■ Work to be completed
Transcribe every line, keeping it exact.

══ Data excerpts ══

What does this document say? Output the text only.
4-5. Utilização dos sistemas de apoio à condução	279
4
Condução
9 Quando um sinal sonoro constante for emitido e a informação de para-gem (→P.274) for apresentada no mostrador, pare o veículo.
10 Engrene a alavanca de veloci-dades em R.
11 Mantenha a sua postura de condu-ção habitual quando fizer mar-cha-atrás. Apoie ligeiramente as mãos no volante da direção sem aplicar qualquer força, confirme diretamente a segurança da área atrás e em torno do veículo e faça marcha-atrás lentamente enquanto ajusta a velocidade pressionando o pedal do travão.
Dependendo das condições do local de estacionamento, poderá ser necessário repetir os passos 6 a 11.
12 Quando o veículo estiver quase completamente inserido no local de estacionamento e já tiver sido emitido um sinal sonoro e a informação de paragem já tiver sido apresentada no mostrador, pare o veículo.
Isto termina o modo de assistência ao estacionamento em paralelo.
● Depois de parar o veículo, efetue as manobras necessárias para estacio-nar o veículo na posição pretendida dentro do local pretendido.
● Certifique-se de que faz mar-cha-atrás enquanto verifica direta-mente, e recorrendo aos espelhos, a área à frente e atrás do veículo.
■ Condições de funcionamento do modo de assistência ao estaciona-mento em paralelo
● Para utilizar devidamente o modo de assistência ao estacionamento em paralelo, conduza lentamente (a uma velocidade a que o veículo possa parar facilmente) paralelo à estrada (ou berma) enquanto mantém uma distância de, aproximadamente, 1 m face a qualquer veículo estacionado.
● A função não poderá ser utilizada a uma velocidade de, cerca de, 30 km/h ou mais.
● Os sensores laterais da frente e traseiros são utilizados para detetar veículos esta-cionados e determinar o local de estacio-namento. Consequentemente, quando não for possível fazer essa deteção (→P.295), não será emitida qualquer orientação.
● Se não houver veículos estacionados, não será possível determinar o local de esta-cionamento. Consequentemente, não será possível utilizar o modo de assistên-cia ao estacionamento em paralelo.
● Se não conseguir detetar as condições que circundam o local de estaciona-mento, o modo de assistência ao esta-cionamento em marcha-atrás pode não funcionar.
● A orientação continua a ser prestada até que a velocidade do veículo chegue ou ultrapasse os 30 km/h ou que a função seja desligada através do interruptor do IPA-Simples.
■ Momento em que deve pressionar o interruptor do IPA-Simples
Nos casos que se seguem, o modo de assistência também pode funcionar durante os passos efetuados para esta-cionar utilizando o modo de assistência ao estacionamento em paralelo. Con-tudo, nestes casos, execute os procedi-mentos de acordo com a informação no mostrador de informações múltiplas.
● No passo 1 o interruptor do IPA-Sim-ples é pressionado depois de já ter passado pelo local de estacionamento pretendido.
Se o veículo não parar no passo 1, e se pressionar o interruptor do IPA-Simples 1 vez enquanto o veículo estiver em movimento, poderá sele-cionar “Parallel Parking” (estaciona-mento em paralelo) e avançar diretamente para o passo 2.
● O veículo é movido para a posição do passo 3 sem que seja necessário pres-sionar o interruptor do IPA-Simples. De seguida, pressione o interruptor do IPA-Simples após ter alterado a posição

═══

■ Answer to this exercise
What does this document say? Output the text only.
4-5. Utilização dos sistemas de apoio à condução	279
4
Condução
9 Quando um sinal sonoro constante for emitido e a informação de para-gem (→P.274) for apresentada no mostrador, pare o veículo.
10 Engrene a alavanca de veloci-dades em R.
11 Mantenha a sua postura de condu-ção habitual quando fizer mar-cha-atrás. Apoie ligeiramente as mãos no volante da direção sem aplicar qualquer força, confirme diretamente a segurança da área atrás e em torno do veículo e faça marcha-atrás lentamente enquanto ajusta a velocidade pressionando o pedal do travão.
Dependendo das condições do local de estacionamento, poderá ser necessário repetir os passos 6 a 11.
12 Quando o veículo estiver quase completamente inserido no local de estacionamento e já tiver sido emitido um sinal sonoro e a informação de paragem já tiver sido apresentada no mostrador, pare o veículo.
Isto termina o modo de assistência ao estacionamento em paralelo.
● Depois de parar o veículo, efetue as manobras necessárias para estacio-nar o veículo na posição pretendida dentro do local pretendido.
● Certifique-se de que faz mar-cha-atrás enquanto verifica direta-mente, e recorrendo aos espelhos, a área à frente e atrás do veículo.
■ Condições de funcionamento do modo de assistência ao estaciona-mento em paralelo
● Para utilizar devidamente o modo de assistência ao estacionamento em paralelo, conduza lentamente (a uma velocidade a que o veículo possa parar facilmente) paralelo à estrada (ou berma) enquanto mantém uma distância de, aproximadamente, 1 m face a qualquer veículo estacionado.
● A função não poderá ser utilizada a uma velocidade de, cerca de, 30 km/h ou mais.
● Os sensores laterais da frente e traseiros são utilizados para detetar veículos esta-cionados e determinar o local de estacio-namento. Consequentemente, quando não for possível fazer essa deteção (→P.295), não será emitida qualquer orientação.
● Se não houver veículos estacionados, não será possível determinar o local de esta-cionamento. Consequentemente, não será possível utilizar o modo de assistên-cia ao estacionamento em paralelo.
● Se não conseguir detetar as condições que circundam o local de estaciona-mento, o modo de assistência ao esta-cionamento em marcha-atrás pode não funcionar.
● A orientação continua a ser prestada até que a velocidade do veículo chegue ou ultrapasse os 30 km/h ou que a função seja desligada através do interruptor do IPA-Simples.
■ Momento em que deve pressionar o interruptor do IPA-Simples
Nos casos que se seguem, o modo de assistência também pode funcionar durante os passos efetuados para esta-cionar utilizando o modo de assistência ao estacionamento em paralelo. Con-tudo, nestes casos, execute os procedi-mentos de acordo com a informação no mostrador de informações múltiplas.
● No passo 1 o interruptor do IPA-Sim-ples é pressionado depois de já ter passado pelo local de estacionamento pretendido.
Se o veículo não parar no passo 1, e se pressionar o interruptor do IPA-Simples 1 vez enquanto o veículo estiver em movimento, poderá sele-cionar “Parallel Parking” (estaciona-mento em paralelo) e avançar diretamente para o passo 2.
● O veículo é movido para a posição do passo 3 sem que seja necessário pres-sionar o interruptor do IPA-Simples. De seguida, pressione o interruptor do IPA-Simples após ter alterado a posição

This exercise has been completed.